RECORD LIST
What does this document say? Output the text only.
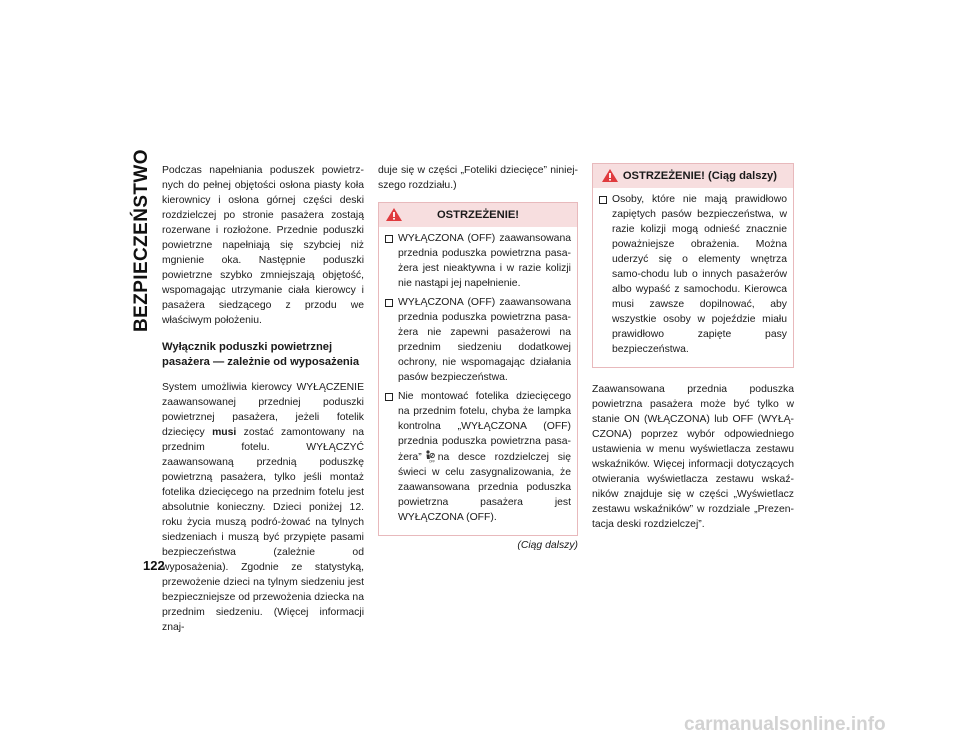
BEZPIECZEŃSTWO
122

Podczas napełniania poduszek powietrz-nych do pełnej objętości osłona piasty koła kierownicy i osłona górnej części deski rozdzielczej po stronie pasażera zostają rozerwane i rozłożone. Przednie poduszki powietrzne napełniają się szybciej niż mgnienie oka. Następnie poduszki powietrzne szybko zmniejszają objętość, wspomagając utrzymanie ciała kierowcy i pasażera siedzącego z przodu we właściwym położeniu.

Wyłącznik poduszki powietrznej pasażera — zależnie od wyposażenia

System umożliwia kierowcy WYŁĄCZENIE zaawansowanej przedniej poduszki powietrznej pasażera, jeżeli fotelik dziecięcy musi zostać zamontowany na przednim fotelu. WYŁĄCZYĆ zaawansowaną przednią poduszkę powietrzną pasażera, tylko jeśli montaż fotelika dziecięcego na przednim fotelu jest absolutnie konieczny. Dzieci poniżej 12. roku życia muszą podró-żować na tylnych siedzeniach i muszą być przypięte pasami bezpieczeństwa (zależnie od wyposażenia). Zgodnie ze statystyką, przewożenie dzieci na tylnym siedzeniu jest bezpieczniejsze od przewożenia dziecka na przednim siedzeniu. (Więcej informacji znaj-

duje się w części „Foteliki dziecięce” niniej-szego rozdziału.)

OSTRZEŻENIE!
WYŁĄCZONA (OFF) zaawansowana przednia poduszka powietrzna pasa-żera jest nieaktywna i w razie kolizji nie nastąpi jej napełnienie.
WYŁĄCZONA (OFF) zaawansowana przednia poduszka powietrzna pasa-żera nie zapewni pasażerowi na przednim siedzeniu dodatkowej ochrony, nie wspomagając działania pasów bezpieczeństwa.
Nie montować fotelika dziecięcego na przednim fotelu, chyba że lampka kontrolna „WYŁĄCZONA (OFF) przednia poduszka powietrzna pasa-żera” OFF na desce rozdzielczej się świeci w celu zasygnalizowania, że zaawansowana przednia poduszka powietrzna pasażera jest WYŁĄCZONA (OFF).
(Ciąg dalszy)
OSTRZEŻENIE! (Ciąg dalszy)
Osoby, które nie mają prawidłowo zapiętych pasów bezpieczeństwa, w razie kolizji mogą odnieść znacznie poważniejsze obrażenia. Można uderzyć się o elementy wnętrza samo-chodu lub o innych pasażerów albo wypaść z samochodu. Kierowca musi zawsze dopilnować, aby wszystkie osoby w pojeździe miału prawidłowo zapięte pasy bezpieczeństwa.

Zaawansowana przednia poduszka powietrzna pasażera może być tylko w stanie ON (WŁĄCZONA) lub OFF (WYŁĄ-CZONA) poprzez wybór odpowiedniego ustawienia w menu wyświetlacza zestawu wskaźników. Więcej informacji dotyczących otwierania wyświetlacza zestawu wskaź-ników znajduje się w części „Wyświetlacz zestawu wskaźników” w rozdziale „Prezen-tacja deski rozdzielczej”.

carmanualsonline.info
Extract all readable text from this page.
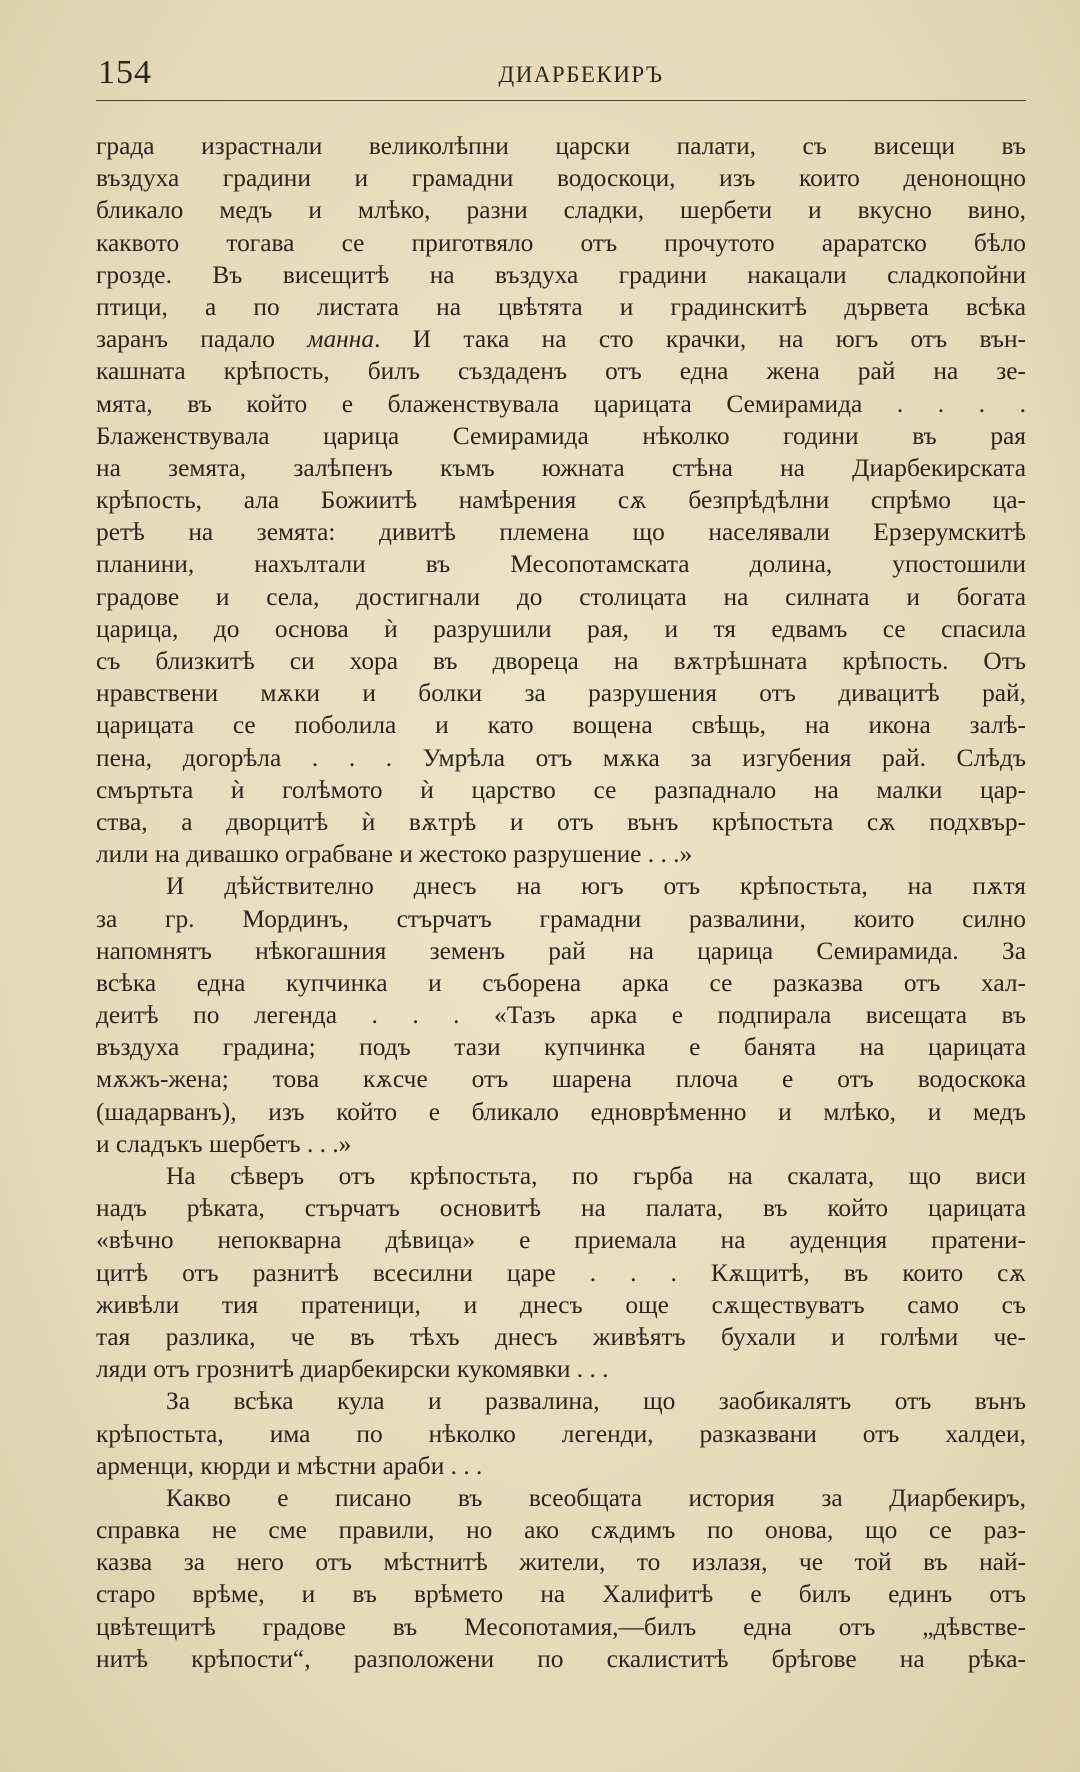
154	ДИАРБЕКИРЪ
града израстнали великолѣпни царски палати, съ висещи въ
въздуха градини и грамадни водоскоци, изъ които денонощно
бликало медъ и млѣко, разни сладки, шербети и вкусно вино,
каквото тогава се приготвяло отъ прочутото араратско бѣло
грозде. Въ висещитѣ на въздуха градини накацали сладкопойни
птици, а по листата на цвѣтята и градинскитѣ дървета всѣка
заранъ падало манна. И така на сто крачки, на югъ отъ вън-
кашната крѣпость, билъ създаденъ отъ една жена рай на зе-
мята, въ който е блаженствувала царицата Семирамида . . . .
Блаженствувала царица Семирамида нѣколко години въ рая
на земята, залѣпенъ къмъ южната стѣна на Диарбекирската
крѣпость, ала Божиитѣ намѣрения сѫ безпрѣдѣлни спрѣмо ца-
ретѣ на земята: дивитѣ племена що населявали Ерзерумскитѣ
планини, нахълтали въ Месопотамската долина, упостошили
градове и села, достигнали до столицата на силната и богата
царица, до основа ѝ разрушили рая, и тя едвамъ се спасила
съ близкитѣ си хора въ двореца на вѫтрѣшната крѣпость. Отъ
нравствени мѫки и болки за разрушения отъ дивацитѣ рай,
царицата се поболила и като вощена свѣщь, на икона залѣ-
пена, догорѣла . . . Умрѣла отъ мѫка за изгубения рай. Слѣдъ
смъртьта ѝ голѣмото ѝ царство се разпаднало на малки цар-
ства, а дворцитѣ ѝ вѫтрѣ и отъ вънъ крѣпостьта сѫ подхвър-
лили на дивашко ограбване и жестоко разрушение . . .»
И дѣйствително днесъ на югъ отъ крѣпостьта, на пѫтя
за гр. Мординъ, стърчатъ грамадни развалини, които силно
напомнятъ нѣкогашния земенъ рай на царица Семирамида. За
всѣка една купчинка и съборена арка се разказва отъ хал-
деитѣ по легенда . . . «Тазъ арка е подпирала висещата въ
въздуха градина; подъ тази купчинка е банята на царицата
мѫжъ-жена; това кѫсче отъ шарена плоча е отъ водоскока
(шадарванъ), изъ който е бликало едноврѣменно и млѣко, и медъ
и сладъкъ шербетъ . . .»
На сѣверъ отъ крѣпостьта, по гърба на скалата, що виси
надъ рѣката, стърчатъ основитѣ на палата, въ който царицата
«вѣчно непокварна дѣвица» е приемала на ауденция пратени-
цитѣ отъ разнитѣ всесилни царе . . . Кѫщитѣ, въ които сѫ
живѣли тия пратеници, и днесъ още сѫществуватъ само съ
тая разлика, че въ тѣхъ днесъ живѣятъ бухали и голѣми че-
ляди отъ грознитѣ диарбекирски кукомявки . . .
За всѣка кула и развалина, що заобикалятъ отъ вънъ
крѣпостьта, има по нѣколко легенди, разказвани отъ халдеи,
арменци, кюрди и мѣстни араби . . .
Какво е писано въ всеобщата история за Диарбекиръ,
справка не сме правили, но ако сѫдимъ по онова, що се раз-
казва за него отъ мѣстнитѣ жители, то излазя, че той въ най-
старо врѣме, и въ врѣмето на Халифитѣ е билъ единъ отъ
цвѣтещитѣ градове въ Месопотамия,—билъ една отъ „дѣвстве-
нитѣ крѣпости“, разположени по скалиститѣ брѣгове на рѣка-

PROBLEM STATEMENT
Your task is to retype all the entries exactly and leave out any pictures.

WRITTEN RESPONSE
What does this document say? Output the text only.
BEZPIECZEŃSTWO
122

Podczas napełniania poduszek powietrz-nych do pełnej objętości osłona piasty koła kierownicy i osłona górnej części deski rozdzielczej po stronie pasażera zostają rozerwane i rozłożone. Przednie poduszki powietrzne napełniają się szybciej niż mgnienie oka. Następnie poduszki powietrzne szybko zmniejszają objętość, wspomagając utrzymanie ciała kierowcy i pasażera siedzącego z przodu we właściwym położeniu.

Wyłącznik poduszki powietrznej pasażera — zależnie od wyposażenia

System umożliwia kierowcy WYŁĄCZENIE zaawansowanej przedniej poduszki powietrznej pasażera, jeżeli fotelik dziecięcy musi zostać zamontowany na przednim fotelu. WYŁĄCZYĆ zaawansowaną przednią poduszkę powietrzną pasażera, tylko jeśli montaż fotelika dziecięcego na przednim fotelu jest absolutnie konieczny. Dzieci poniżej 12. roku życia muszą podró-żować na tylnych siedzeniach i muszą być przypięte pasami bezpieczeństwa (zależnie od wyposażenia). Zgodnie ze statystyką, przewożenie dzieci na tylnym siedzeniu jest bezpieczniejsze od przewożenia dziecka na przednim siedzeniu. (Więcej informacji znaj-

duje się w części „Foteliki dziecięce” niniej-szego rozdziału.)

OSTRZEŻENIE!
WYŁĄCZONA (OFF) zaawansowana przednia poduszka powietrzna pasa-żera jest nieaktywna i w razie kolizji nie nastąpi jej napełnienie.
WYŁĄCZONA (OFF) zaawansowana przednia poduszka powietrzna pasa-żera nie zapewni pasażerowi na przednim siedzeniu dodatkowej ochrony, nie wspomagając działania pasów bezpieczeństwa.
Nie montować fotelika dziecięcego na przednim fotelu, chyba że lampka kontrolna „WYŁĄCZONA (OFF) przednia poduszka powietrzna pasa-żera” OFF na desce rozdzielczej się świeci w celu zasygnalizowania, że zaawansowana przednia poduszka powietrzna pasażera jest WYŁĄCZONA (OFF).
(Ciąg dalszy)
OSTRZEŻENIE! (Ciąg dalszy)
Osoby, które nie mają prawidłowo zapiętych pasów bezpieczeństwa, w razie kolizji mogą odnieść znacznie poważniejsze obrażenia. Można uderzyć się o elementy wnętrza samo-chodu lub o innych pasażerów albo wypaść z samochodu. Kierowca musi zawsze dopilnować, aby wszystkie osoby w pojeździe miału prawidłowo zapięte pasy bezpieczeństwa.

Zaawansowana przednia poduszka powietrzna pasażera może być tylko w stanie ON (WŁĄCZONA) lub OFF (WYŁĄ-CZONA) poprzez wybór odpowiedniego ustawienia w menu wyświetlacza zestawu wskaźników. Więcej informacji dotyczących otwierania wyświetlacza zestawu wskaź-ników znajduje się w części „Wyświetlacz zestawu wskaźników” w rozdziale „Prezen-tacja deski rozdzielczej”.

carmanualsonline.info
Extract all readable text from this page.
154	ДИАРБЕКИРЪ
града израстнали великолѣпни царски палати, съ висещи въ
въздуха градини и грамадни водоскоци, изъ които денонощно
бликало медъ и млѣко, разни сладки, шербети и вкусно вино,
каквото тогава се приготвяло отъ прочутото араратско бѣло
грозде. Въ висещитѣ на въздуха градини накацали сладкопойни
птици, а по листата на цвѣтята и градинскитѣ дървета всѣка
заранъ падало манна. И така на сто крачки, на югъ отъ вън-
кашната крѣпость, билъ създаденъ отъ една жена рай на зе-
мята, въ който е блаженствувала царицата Семирамида . . . .
Блаженствувала царица Семирамида нѣколко години въ рая
на земята, залѣпенъ къмъ южната стѣна на Диарбекирската
крѣпость, ала Божиитѣ намѣрения сѫ безпрѣдѣлни спрѣмо ца-
ретѣ на земята: дивитѣ племена що населявали Ерзерумскитѣ
планини, нахълтали въ Месопотамската долина, упостошили
градове и села, достигнали до столицата на силната и богата
царица, до основа ѝ разрушили рая, и тя едвамъ се спасила
съ близкитѣ си хора въ двореца на вѫтрѣшната крѣпость. Отъ
нравствени мѫки и болки за разрушения отъ дивацитѣ рай,
царицата се поболила и като вощена свѣщь, на икона залѣ-
пена, догорѣла . . . Умрѣла отъ мѫка за изгубения рай. Слѣдъ
смъртьта ѝ голѣмото ѝ царство се разпаднало на малки цар-
ства, а дворцитѣ ѝ вѫтрѣ и отъ вънъ крѣпостьта сѫ подхвър-
лили на дивашко ограбване и жестоко разрушение . . .»
И дѣйствително днесъ на югъ отъ крѣпостьта, на пѫтя
за гр. Мординъ, стърчатъ грамадни развалини, които силно
напомнятъ нѣкогашния земенъ рай на царица Семирамида. За
всѣка една купчинка и съборена арка се разказва отъ хал-
деитѣ по легенда . . . «Тазъ арка е подпирала висещата въ
въздуха градина; подъ тази купчинка е банята на царицата
мѫжъ-жена; това кѫсче отъ шарена плоча е отъ водоскока
(шадарванъ), изъ който е бликало едноврѣменно и млѣко, и медъ
и сладъкъ шербетъ . . .»
На сѣверъ отъ крѣпостьта, по гърба на скалата, що виси
надъ рѣката, стърчатъ основитѣ на палата, въ който царицата
«вѣчно непокварна дѣвица» е приемала на ауденция пратени-
цитѣ отъ разнитѣ всесилни царе . . . Кѫщитѣ, въ които сѫ
живѣли тия пратеници, и днесъ още сѫществуватъ само съ
тая разлика, че въ тѣхъ днесъ живѣятъ бухали и голѣми че-
ляди отъ грознитѣ диарбекирски кукомявки . . .
За всѣка кула и развалина, що заобикалятъ отъ вънъ
крѣпостьта, има по нѣколко легенди, разказвани отъ халдеи,
арменци, кюрди и мѣстни араби . . .
Какво е писано въ всеобщата история за Диарбекиръ,
справка не сме правили, но ако сѫдимъ по онова, що се раз-
казва за него отъ мѣстнитѣ жители, то излазя, че той въ най-
старо врѣме, и въ врѣмето на Халифитѣ е билъ единъ отъ
цвѣтещитѣ градове въ Месопотамия,—билъ една отъ „дѣвстве-
нитѣ крѣпости“, разположени по скалиститѣ брѣгове на рѣка-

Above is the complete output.